**Your task:**
Repeat the material below exactly, line for line.
=======
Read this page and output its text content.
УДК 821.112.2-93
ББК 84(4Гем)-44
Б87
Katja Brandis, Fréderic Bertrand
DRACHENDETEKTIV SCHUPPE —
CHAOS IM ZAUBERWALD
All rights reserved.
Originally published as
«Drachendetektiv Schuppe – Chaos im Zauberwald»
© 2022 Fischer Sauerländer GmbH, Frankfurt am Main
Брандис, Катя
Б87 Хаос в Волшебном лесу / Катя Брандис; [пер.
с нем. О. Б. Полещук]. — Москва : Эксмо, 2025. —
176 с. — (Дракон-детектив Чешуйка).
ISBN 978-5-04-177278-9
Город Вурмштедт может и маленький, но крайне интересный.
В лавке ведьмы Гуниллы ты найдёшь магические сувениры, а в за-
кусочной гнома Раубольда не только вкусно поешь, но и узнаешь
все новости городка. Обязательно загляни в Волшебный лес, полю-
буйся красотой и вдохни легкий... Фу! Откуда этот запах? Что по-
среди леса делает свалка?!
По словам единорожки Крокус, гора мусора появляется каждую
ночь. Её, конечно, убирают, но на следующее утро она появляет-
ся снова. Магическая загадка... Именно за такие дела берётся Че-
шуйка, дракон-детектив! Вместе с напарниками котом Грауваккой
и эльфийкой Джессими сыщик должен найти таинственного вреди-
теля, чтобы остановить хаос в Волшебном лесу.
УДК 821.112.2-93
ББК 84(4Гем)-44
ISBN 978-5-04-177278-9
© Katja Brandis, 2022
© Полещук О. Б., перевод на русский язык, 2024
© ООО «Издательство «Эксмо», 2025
=======
**Exercise answer:**
Read this page and output its text content.
УДК 821.112.2-93
ББК 84(4Гем)-44
Б87
Katja Brandis, Fréderic Bertrand
DRACHENDETEKTIV SCHUPPE —
CHAOS IM ZAUBERWALD
All rights reserved.
Originally published as
«Drachendetektiv Schuppe – Chaos im Zauberwald»
© 2022 Fischer Sauerländer GmbH, Frankfurt am Main
Брандис, Катя
Б87 Хаос в Волшебном лесу / Катя Брандис; [пер.
с нем. О. Б. Полещук]. — Москва : Эксмо, 2025. —
176 с. — (Дракон-детектив Чешуйка).
ISBN 978-5-04-177278-9
Город Вурмштедт может и маленький, но крайне интересный.
В лавке ведьмы Гуниллы ты найдёшь магические сувениры, а в за-
кусочной гнома Раубольда не только вкусно поешь, но и узнаешь
все новости городка. Обязательно загляни в Волшебный лес, полю-
буйся красотой и вдохни легкий... Фу! Откуда этот запах? Что по-
среди леса делает свалка?!
По словам единорожки Крокус, гора мусора появляется каждую
ночь. Её, конечно, убирают, но на следующее утро она появляет-
ся снова. Магическая загадка... Именно за такие дела берётся Че-
шуйка, дракон-детектив! Вместе с напарниками котом Грауваккой
и эльфийкой Джессими сыщик должен найти таинственного вреди-
теля, чтобы остановить хаос в Волшебном лесу.
УДК 821.112.2-93
ББК 84(4Гем)-44
ISBN 978-5-04-177278-9
© Katja Brandis, 2022
© Полещук О. Б., перевод на русский язык, 2024
© ООО «Издательство «Эксмо», 2025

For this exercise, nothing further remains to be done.